DESCRIPTION OF THE TASK — Only a number is wanted: how many lines in the records below contain "neto"?

# # # # #

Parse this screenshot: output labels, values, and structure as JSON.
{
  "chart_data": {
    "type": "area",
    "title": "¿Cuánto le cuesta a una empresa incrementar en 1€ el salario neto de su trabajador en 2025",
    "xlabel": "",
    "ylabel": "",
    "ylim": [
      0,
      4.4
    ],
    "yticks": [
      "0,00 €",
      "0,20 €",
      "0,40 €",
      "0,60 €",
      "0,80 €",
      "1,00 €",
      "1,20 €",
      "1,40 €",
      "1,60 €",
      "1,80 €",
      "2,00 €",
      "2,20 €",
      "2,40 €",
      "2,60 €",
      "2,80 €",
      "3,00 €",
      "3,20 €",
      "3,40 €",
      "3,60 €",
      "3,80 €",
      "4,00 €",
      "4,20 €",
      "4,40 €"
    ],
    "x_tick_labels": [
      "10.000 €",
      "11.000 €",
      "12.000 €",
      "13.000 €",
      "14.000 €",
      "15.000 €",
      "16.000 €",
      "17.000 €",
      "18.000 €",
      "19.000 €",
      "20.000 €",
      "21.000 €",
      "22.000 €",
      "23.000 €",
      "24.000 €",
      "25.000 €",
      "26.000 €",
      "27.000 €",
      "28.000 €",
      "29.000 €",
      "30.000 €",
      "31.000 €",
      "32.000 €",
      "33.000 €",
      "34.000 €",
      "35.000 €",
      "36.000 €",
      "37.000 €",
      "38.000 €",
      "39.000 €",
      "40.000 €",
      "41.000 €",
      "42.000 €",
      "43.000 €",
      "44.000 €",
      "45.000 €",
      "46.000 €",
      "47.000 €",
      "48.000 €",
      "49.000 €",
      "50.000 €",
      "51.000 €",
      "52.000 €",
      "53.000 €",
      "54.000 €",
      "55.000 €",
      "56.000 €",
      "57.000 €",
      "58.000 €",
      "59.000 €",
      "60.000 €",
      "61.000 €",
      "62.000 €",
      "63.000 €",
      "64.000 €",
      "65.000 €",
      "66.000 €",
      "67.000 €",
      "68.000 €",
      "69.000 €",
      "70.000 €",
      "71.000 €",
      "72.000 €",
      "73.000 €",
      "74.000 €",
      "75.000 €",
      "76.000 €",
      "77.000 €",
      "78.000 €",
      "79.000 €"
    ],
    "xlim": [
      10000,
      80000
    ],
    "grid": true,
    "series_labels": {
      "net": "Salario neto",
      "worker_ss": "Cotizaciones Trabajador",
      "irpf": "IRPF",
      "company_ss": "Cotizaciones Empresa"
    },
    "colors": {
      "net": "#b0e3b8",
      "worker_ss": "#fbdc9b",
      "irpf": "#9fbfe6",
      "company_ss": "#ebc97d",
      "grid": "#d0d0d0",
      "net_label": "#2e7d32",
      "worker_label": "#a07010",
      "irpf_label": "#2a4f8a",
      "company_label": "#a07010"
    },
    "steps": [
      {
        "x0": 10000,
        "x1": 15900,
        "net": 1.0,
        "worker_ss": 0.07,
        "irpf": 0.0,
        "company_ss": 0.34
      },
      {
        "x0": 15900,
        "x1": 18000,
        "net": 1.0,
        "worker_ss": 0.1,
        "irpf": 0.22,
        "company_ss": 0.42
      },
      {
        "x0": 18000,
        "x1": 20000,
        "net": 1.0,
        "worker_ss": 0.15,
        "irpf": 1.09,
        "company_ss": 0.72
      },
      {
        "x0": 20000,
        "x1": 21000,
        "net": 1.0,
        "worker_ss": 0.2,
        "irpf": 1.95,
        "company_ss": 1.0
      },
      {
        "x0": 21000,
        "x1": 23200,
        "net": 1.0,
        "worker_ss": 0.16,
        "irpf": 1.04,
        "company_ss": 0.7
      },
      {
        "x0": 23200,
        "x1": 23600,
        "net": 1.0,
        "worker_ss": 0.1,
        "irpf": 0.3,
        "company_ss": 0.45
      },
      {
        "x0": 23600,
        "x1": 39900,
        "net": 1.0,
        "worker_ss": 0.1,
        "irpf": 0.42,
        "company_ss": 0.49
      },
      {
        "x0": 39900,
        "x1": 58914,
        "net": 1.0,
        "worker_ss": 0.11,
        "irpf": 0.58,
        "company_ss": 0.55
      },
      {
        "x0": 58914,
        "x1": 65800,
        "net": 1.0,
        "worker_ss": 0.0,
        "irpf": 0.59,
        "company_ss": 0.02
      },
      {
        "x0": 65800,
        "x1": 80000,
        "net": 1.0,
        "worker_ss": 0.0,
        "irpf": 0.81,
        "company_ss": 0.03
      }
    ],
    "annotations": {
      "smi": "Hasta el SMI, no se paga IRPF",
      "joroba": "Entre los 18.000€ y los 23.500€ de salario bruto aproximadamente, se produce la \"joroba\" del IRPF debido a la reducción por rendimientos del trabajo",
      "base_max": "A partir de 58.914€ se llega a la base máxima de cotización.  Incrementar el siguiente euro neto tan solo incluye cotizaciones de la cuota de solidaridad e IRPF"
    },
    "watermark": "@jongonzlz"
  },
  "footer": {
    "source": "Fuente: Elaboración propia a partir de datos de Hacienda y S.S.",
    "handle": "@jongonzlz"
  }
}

# # # # #

RESULT OF THIS TASK — 3